• [Instructions for the task]: Among the records below, find each line containing the word "fand" and copy it.
━━━
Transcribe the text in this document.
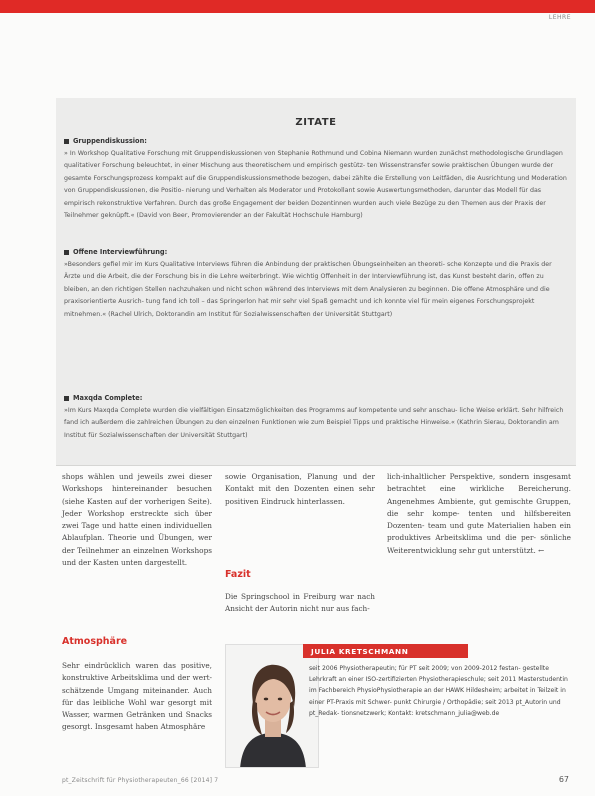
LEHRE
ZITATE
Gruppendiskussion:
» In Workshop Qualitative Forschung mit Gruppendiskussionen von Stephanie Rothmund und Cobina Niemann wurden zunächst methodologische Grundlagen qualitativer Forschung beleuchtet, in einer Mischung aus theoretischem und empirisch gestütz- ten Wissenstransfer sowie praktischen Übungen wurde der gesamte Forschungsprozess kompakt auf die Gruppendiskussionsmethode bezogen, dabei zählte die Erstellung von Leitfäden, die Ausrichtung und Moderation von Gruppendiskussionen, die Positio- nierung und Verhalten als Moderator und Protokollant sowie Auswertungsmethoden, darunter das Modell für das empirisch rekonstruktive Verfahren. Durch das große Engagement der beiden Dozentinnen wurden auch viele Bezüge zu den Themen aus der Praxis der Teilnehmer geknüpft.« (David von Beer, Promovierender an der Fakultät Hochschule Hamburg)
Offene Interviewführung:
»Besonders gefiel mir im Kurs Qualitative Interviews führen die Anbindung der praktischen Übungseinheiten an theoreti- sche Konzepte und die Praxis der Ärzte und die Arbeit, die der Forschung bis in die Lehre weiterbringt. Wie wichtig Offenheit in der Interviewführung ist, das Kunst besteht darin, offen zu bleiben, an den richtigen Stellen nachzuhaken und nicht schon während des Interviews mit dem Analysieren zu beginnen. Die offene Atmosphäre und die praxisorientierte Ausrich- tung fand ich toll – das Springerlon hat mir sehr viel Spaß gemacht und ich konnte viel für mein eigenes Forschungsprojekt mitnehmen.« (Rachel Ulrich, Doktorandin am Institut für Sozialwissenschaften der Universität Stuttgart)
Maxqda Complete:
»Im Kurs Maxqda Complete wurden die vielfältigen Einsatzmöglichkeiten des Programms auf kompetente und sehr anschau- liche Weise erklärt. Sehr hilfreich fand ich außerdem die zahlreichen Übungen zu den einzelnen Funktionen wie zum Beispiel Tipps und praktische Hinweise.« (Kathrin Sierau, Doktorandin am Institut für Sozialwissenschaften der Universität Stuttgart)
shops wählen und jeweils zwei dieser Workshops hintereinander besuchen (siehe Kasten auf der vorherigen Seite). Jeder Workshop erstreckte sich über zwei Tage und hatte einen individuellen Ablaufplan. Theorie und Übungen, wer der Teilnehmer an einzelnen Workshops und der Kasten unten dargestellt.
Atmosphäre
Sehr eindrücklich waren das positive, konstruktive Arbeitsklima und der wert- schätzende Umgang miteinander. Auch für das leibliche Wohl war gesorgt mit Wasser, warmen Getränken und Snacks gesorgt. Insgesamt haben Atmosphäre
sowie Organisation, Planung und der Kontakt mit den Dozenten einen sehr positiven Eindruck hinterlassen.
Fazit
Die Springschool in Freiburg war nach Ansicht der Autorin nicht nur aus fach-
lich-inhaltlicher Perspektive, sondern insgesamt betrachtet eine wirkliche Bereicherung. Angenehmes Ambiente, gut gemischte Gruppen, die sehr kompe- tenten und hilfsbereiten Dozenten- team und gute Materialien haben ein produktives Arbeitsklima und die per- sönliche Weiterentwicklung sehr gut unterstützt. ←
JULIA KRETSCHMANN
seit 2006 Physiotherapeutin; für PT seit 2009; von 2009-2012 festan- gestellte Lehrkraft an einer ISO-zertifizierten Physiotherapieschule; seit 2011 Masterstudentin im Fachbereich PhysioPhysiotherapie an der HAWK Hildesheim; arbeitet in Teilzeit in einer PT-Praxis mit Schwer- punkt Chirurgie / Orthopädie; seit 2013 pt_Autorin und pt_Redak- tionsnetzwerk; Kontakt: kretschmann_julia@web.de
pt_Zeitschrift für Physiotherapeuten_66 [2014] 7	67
━━━
• [Written answer]:
»Besonders gefiel mir im Kurs Qualitative Interviews führen die Anbindung der praktischen Übungseinheiten an theoreti- sche Konzepte und die Praxis der Ärzte und die Arbeit, die der Forschung bis in die Lehre weiterbringt. Wie wichtig Offenheit in der Interviewführung ist, das Kunst besteht darin, offen zu bleiben, an den richtigen Stellen nachzuhaken und nicht schon während des Interviews mit dem Analysieren zu beginnen. Die offene Atmosphäre und die praxisorientierte Ausrich- tung fand ich toll – das Springerlon hat mir sehr viel Spaß gemacht und ich konnte viel für mein eigenes Forschungsprojekt mitnehmen.« (Rachel Ulrich, Doktorandin am Institut für Sozialwissenschaften der Universität Stuttgart)
»Im Kurs Maxqda Complete wurden die vielfältigen Einsatzmöglichkeiten des Programms auf kompetente und sehr anschau- liche Weise erklärt. Sehr hilfreich fand ich außerdem die zahlreichen Übungen zu den einzelnen Funktionen wie zum Beispiel Tipps und praktische Hinweise.« (Kathrin Sierau, Doktorandin am Institut für Sozialwissenschaften der Universität Stuttgart)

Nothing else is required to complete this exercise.